**STATED GOAL:**
Where a line of the listing below includes the word "asked", reproduce that line.

**RECORDS FOR PROCESSING:**

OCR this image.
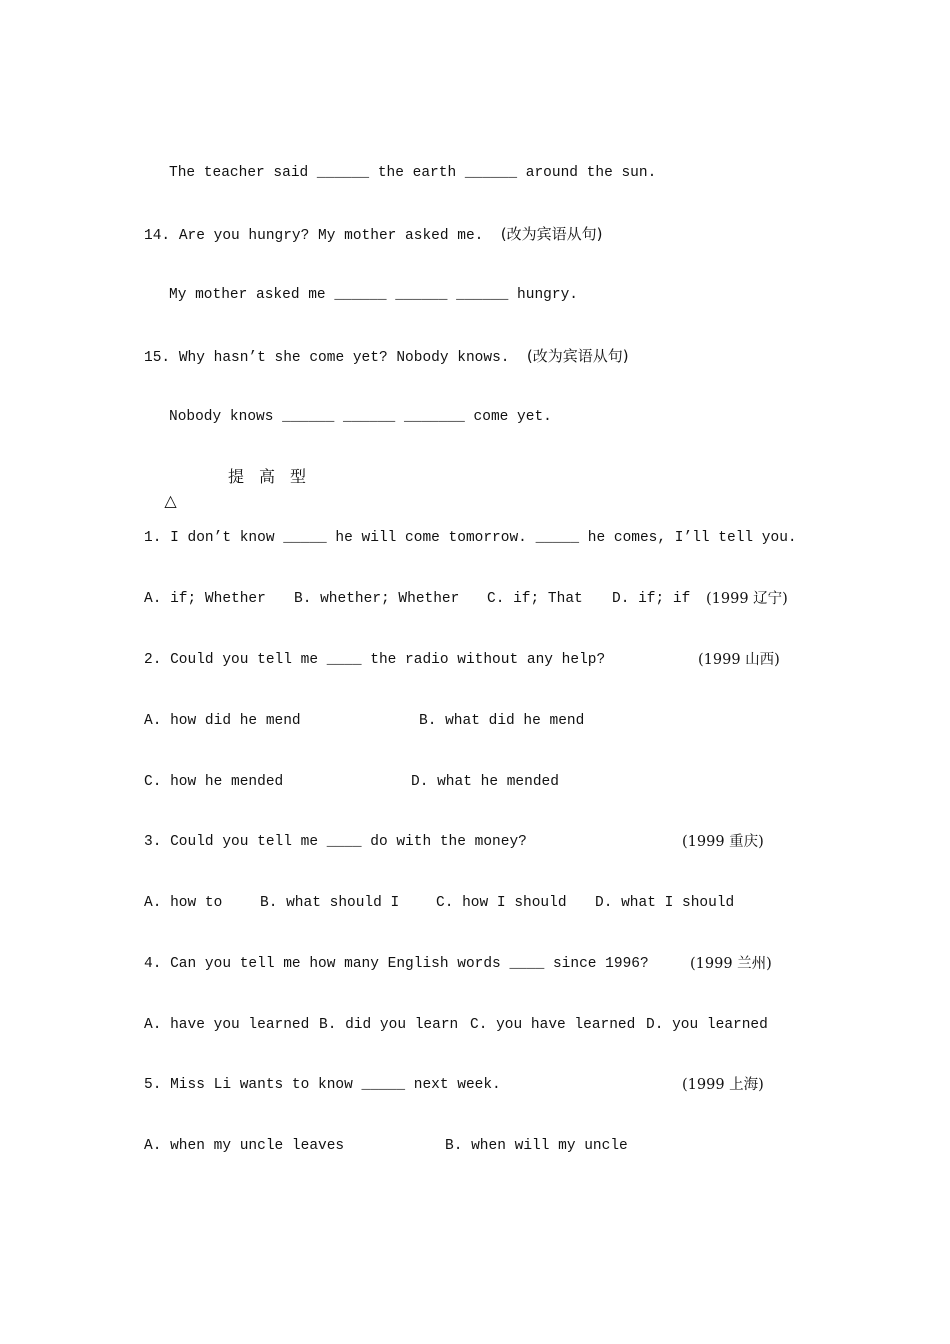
The teacher said ______ the earth ______ around the sun.
14. Are you hungry? My mother asked me. (改为宾语从句)
My mother asked me ______ ______ ______ hungry.
15. Why hasn’t she come yet? Nobody knows. (改为宾语从句)
Nobody knows ______ ______ _______ come yet.

△

提高型

1. I don’t know _____ he will come tomorrow. _____ he comes, I’ll tell you.
A. if; Whether B. whether; Whether C. if; That D. if; if (1999 辽宁)
2. Could you tell me ____ the radio without any help?	(1999 山西)
A. how did he mend	B. what did he mend
C. how he mended	D. what he mended
3. Could you tell me ____ do with the money?	(1999 重庆)
A. how to	B. what should I	C. how I should D. what I should
4. Can you tell me how many English words ____ since 1996?	(1999 兰州)
A. have you learned B. did you learn C. you have learned D. you learned
5. Miss Li wants to know _____ next week.	(1999 上海)
A. when my uncle leaves	B. when will my uncle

**RESULT FOR THIS TASK:**
14. Are you hungry? My mother asked me. (改为宾语从句)
My mother asked me ______ ______ ______ hungry.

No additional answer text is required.